▶ **Short task**
Can you print every record below exactly as written?

▶ **Entries**

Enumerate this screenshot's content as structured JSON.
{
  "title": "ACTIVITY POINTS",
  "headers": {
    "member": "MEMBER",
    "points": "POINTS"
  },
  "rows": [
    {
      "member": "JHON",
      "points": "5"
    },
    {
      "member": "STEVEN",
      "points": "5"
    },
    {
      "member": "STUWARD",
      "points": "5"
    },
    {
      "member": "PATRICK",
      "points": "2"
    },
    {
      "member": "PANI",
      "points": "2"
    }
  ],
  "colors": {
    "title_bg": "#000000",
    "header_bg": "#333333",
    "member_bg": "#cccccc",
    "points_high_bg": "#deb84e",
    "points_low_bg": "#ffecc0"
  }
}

▶ **Output of the task**
Enumerate this screenshot's content as structured JSON.
{
  "title": "ACTIVITY POINTS",
  "headers": {
    "member": "MEMBER",
    "points": "POINTS"
  },
  "rows": [
    {
      "member": "JHON",
      "points": "5"
    },
    {
      "member": "STEVEN",
      "points": "5"
    },
    {
      "member": "STUWARD",
      "points": "5"
    },
    {
      "member": "PATRICK",
      "points": "2"
    },
    {
      "member": "PANI",
      "points": "2"
    }
  ],
  "colors": {
    "title_bg": "#000000",
    "header_bg": "#333333",
    "member_bg": "#cccccc",
    "points_high_bg": "#deb84e",
    "points_low_bg": "#ffecc0"
  }
}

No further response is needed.